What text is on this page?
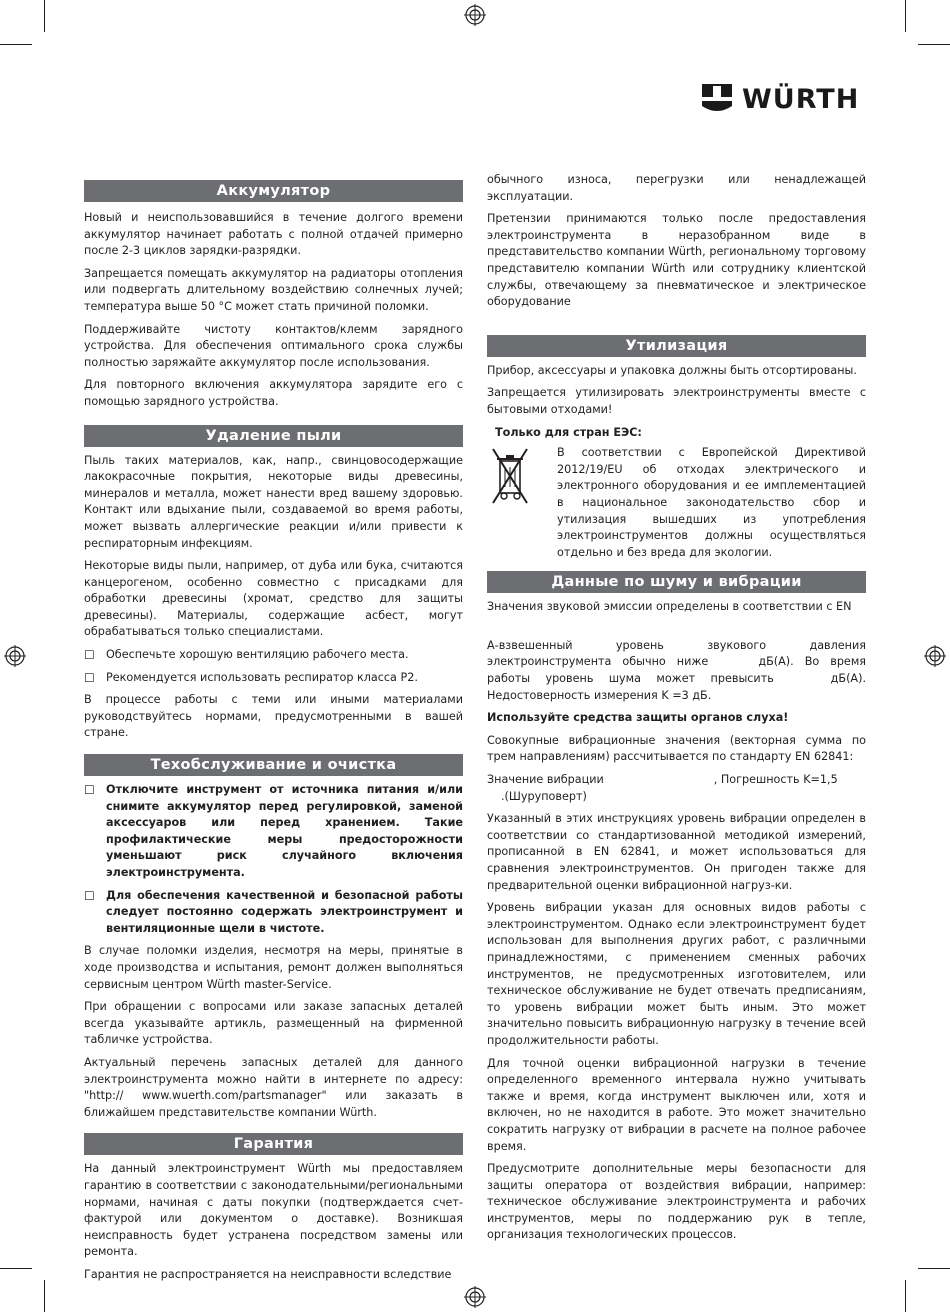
WÜRTH
Аккумулятор

Новый и неиспользовавшийся в течение долгого времени аккумулятор начинает работать с полной отдачей примерно после 2-3 циклов зарядки-разрядки.

Запрещается помещать аккумулятор на радиаторы отопления или подвергать длительному воздействию солнечных лучей; температура выше 50 °C может стать причиной поломки.

Поддерживайте чистоту контактов/клемм зарядного устройства. Для обеспечения оптимального срока службы полностью заряжайте аккумулятор после использования.

Для повторного включения аккумулятора зарядите его с помощью зарядного устройства.

Удаление пыли

Пыль таких материалов, как, напр., свинцовосодержащие лакокрасочные покрытия, некоторые виды древесины, минералов и металла, может нанести вред вашему здоровью. Контакт или вдыхание пыли, создаваемой во время работы, может вызвать аллергические реакции и/или привести к респираторным инфекциям.

Некоторые виды пыли, например, от дуба или бука, считаются канцерогеном, особенно совместно с присадками для обработки древесины (хромат, средство для защиты древесины). Материалы, содержащие асбест, могут обрабатываться только специалистами.

☐	Обеспечьте хорошую вентиляцию рабочего места.
☐	Рекомендуется использовать респиратор класса Р2.

В процессе работы с теми или иными материалами руководствуйтесь нормами, предусмотренными в вашей стране.

Техобслуживание и очистка
☐	Отключите инструмент от источника питания и/или снимите аккумулятор перед регулировкой, заменой аксессуаров или перед хранением. Такие профилактические меры предосторожности уменьшают риск случайного включения электроинструмента.
☐	Для обеспечения качественной и безопасной работы следует постоянно содержать электроинструмент и вентиляционные щели в чистоте.

В случае поломки изделия, несмотря на меры, принятые в ходе производства и испытания, ремонт должен выполняться сервисным центром Würth master-Service.

При обращении с вопросами или заказе запасных деталей всегда указывайте артикль, размещенный на фирменной табличке устройства.

Актуальный перечень запасных деталей для данного электроинструмента можно найти в интернете по адресу: "http:// www.wuerth.com/partsmanager" или заказать в ближайшем представительстве компании Würth.

Гарантия

На данный электроинструмент Würth мы предоставляем гарантию в соответствии с законодательными/региональными нормами, начиная с даты покупки (подтверждается счет-фактурой или документом о доставке). Возникшая неисправность будет устранена посредством замены или ремонта.

Гарантия не распространяется на неисправности вследствие

обычного износа, перегрузки или ненадлежащей эксплуатации.

Претензии принимаются только после предоставления электроинструмента в неразобранном виде в представительство компании Würth, региональному торговому представителю компании Würth или сотруднику клиентской службы, отвечающему за пневматическое и электрическое оборудование

Утилизация

Прибор, аксессуары и упаковка должны быть отсортированы.

Запрещается утилизировать электроинструменты вместе с бытовыми отходами!

Только для стран ЕЭС:
В соответствии с Европейской Директивой 2012/19/EU об отходах электрического и электронного оборудования и ее имплементацией в национальное законодательство сбор и утилизация вышедших из употребления электроинструментов должны осуществляться отдельно и без вреда для экологии.
Данные по шуму и вибрации

Значения звуковой эмиссии определены в соответствии с EN

А-взвешенный уровень звукового давления электроинструмента обычно ниже	дБ(А). Во время работы уровень шума может превысить	дБ(А). Недостоверность измерения K =3 дБ.

Используйте средства защиты органов слуха!

Совокупные вибрационные значения (векторная сумма по трем направлениям) рассчитывается по стандарту EN 62841:

Значение вибрации	, Погрешность K=1,5
.(Шуруповерт)

Указанный в этих инструкциях уровень вибрации определен в соответствии со стандартизованной методикой измерений, прописанной в EN 62841, и может использоваться для сравнения электроинструментов. Он пригоден также для предварительной оценки вибрационной нагруз-ки.

Уровень вибрации указан для основных видов работы с электроинструментом. Однако если электроинструмент будет использован для выполнения других работ, с различными принадлежностями, с применением сменных рабочих инструментов, не предусмотренных изготовителем, или техническое обслуживание не будет отвечать предписаниям, то уровень вибрации может быть иным. Это может значительно повысить вибрационную нагрузку в течение всей продолжительности работы.

Для точной оценки вибрационной нагрузки в течение определенного временного интервала нужно учитывать также и время, когда инструмент выключен или, хотя и включен, но не находится в работе. Это может значительно сократить нагрузку от вибрации в расчете на полное рабочее время.

Предусмотрите дополнительные меры безопасности для защиты оператора от воздействия вибрации, например: техническое обслуживание электроинструмента и рабочих инструментов, меры по поддержанию рук в тепле, организация технологических процессов.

- Task to complete
Take each line of the material that contains the word "деталей" and list it.

- Response
При обращении с вопросами или заказе запасных деталей всегда указывайте артикль, размещенный на фирменной табличке устройства.
Актуальный перечень запасных деталей для данного электроинструмента можно найти в интернете по адресу: "http:// www.wuerth.com/partsmanager" или заказать в ближайшем представительстве компании Würth.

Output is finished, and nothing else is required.